:: TASK MATERIAL ::
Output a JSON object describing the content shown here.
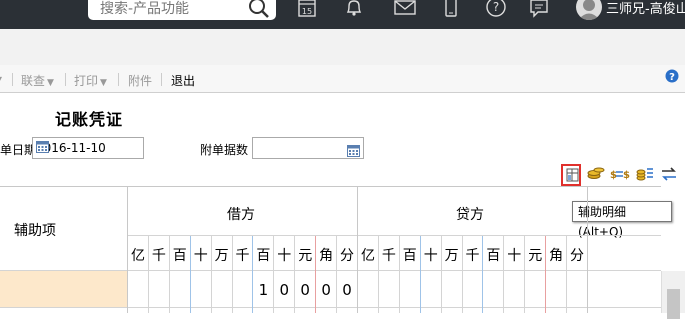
{
  "topbar": {
    "search_placeholder": "搜索-产品功能",
    "calendar_day": "15",
    "username": "三师兄-高俊山"
  },
  "toolbar": {
    "items": [
      {
        "label": "联查",
        "has_dropdown": true,
        "enabled": false
      },
      {
        "label": "打印",
        "has_dropdown": true,
        "enabled": false
      },
      {
        "label": "附件",
        "has_dropdown": false,
        "enabled": false
      },
      {
        "label": "退出",
        "has_dropdown": false,
        "enabled": true
      }
    ]
  },
  "voucher": {
    "title": "记账凭证",
    "date_label": "单日期",
    "date_value": "2016-11-10",
    "attachments_label": "附单据数",
    "attachments_value": ""
  },
  "voucher_tools": {
    "tooltip": "辅助明细(Alt+Q)",
    "icons": [
      "aux-detail-icon",
      "coins-icon",
      "currency-exchange-icon",
      "balance-icon",
      "swap-icon"
    ]
  },
  "table": {
    "aux_header": "辅助项",
    "debit_header": "借方",
    "credit_header": "贷方",
    "debit_units": [
      "亿",
      "千",
      "百",
      "十",
      "万",
      "千",
      "百",
      "十",
      "元",
      "角",
      "分"
    ],
    "credit_units": [
      "亿",
      "千",
      "百",
      "十",
      "万",
      "千",
      "百",
      "十",
      "元",
      "角",
      "分"
    ],
    "row1_debit_digits": [
      "",
      "",
      "",
      "",
      "",
      "",
      "1",
      "0",
      "0",
      "0",
      "0"
    ]
  },
  "colors": {
    "topbar": "#2b3036",
    "selected_row": "#fde8cb",
    "highlight_box": "#e0302c"
  }
}
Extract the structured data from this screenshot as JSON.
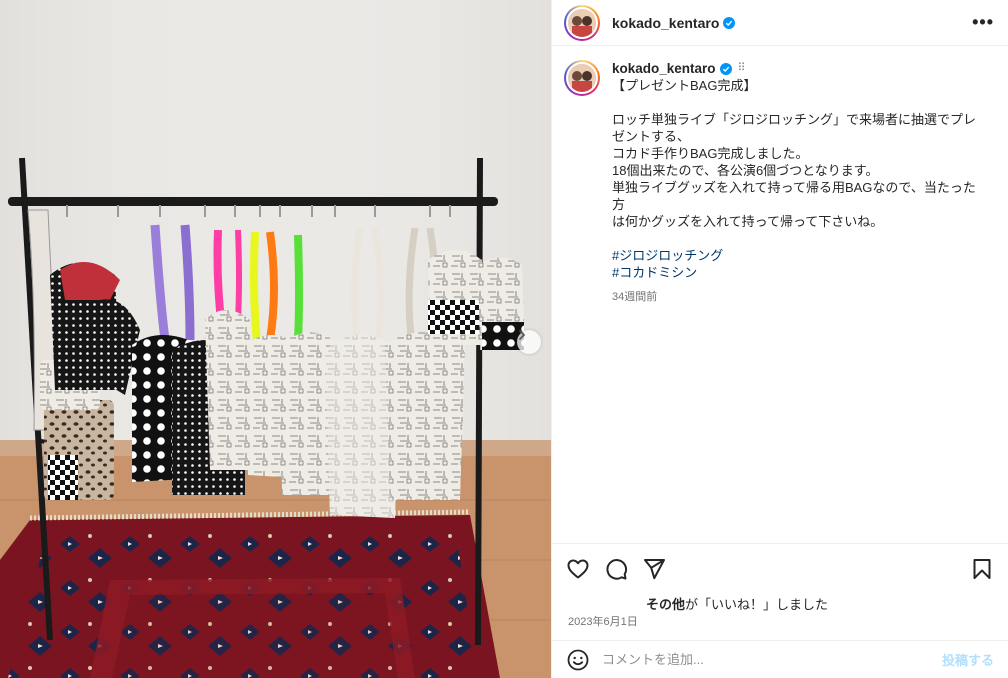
{
  "header": {
    "username": "kokado_kentaro",
    "more_icon": "more-horizontal-icon"
  },
  "caption": {
    "username": "kokado_kentaro",
    "translate_icon": "drag-dots-icon",
    "title": "【プレゼントBAG完成】",
    "body": "ロッチ単独ライブ「ジロジロッチング」で来場者に抽選でプレ\nゼントする、\nコカド手作りBAG完成しました。\n18個出来たので、各公演6個づつとなります。\n単独ライブグッズを入れて持って帰る用BAGなので、当たった方\nは何かグッズを入れて持って帰って下さいね。",
    "hashtags": [
      "#ジロジロッチング",
      "#コカドミシン"
    ],
    "time_ago": "34週間前"
  },
  "actions": {
    "like_icon": "heart-icon",
    "comment_icon": "comment-icon",
    "share_icon": "send-icon",
    "save_icon": "bookmark-icon"
  },
  "likes": {
    "who": "その他",
    "text": "が「いいね！」しました"
  },
  "date": "2023年6月1日",
  "comment_box": {
    "emoji_icon": "emoji-icon",
    "placeholder": "コメントを追加...",
    "post_label": "投稿する"
  },
  "media": {
    "next_icon": "chevron-right-icon"
  },
  "colors": {
    "link": "#00376b",
    "verified": "#0095f6",
    "post_disabled": "#b2dffc",
    "secondary_text": "#737373"
  }
}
:::
EXERCISE DESCRIPTION:
Leave out the pictures and give the rest of the records again exactly.

ANSWER IN FULL:
Output a JSON object describing the content shown here.
{
  "topbar": {
    "search_placeholder": "搜索-产品功能",
    "calendar_day": "15",
    "username": "三师兄-高俊山"
  },
  "toolbar": {
    "items": [
      {
        "label": "联查",
        "has_dropdown": true,
        "enabled": false
      },
      {
        "label": "打印",
        "has_dropdown": true,
        "enabled": false
      },
      {
        "label": "附件",
        "has_dropdown": false,
        "enabled": false
      },
      {
        "label": "退出",
        "has_dropdown": false,
        "enabled": true
      }
    ]
  },
  "voucher": {
    "title": "记账凭证",
    "date_label": "单日期",
    "date_value": "2016-11-10",
    "attachments_label": "附单据数",
    "attachments_value": ""
  },
  "voucher_tools": {
    "tooltip": "辅助明细(Alt+Q)",
    "icons": [
      "aux-detail-icon",
      "coins-icon",
      "currency-exchange-icon",
      "balance-icon",
      "swap-icon"
    ]
  },
  "table": {
    "aux_header": "辅助项",
    "debit_header": "借方",
    "credit_header": "贷方",
    "debit_units": [
      "亿",
      "千",
      "百",
      "十",
      "万",
      "千",
      "百",
      "十",
      "元",
      "角",
      "分"
    ],
    "credit_units": [
      "亿",
      "千",
      "百",
      "十",
      "万",
      "千",
      "百",
      "十",
      "元",
      "角",
      "分"
    ],
    "row1_debit_digits": [
      "",
      "",
      "",
      "",
      "",
      "",
      "1",
      "0",
      "0",
      "0",
      "0"
    ]
  },
  "colors": {
    "topbar": "#2b3036",
    "selected_row": "#fde8cb",
    "highlight_box": "#e0302c"
  }
}
Extract the structured data from this screenshot as JSON.
{
  "header": {
    "username": "kokado_kentaro",
    "more_icon": "more-horizontal-icon"
  },
  "caption": {
    "username": "kokado_kentaro",
    "translate_icon": "drag-dots-icon",
    "title": "【プレゼントBAG完成】",
    "body": "ロッチ単独ライブ「ジロジロッチング」で来場者に抽選でプレ\nゼントする、\nコカド手作りBAG完成しました。\n18個出来たので、各公演6個づつとなります。\n単独ライブグッズを入れて持って帰る用BAGなので、当たった方\nは何かグッズを入れて持って帰って下さいね。",
    "hashtags": [
      "#ジロジロッチング",
      "#コカドミシン"
    ],
    "time_ago": "34週間前"
  },
  "actions": {
    "like_icon": "heart-icon",
    "comment_icon": "comment-icon",
    "share_icon": "send-icon",
    "save_icon": "bookmark-icon"
  },
  "likes": {
    "who": "その他",
    "text": "が「いいね！」しました"
  },
  "date": "2023年6月1日",
  "comment_box": {
    "emoji_icon": "emoji-icon",
    "placeholder": "コメントを追加...",
    "post_label": "投稿する"
  },
  "media": {
    "next_icon": "chevron-right-icon"
  },
  "colors": {
    "link": "#00376b",
    "verified": "#0095f6",
    "post_disabled": "#b2dffc",
    "secondary_text": "#737373"
  }
}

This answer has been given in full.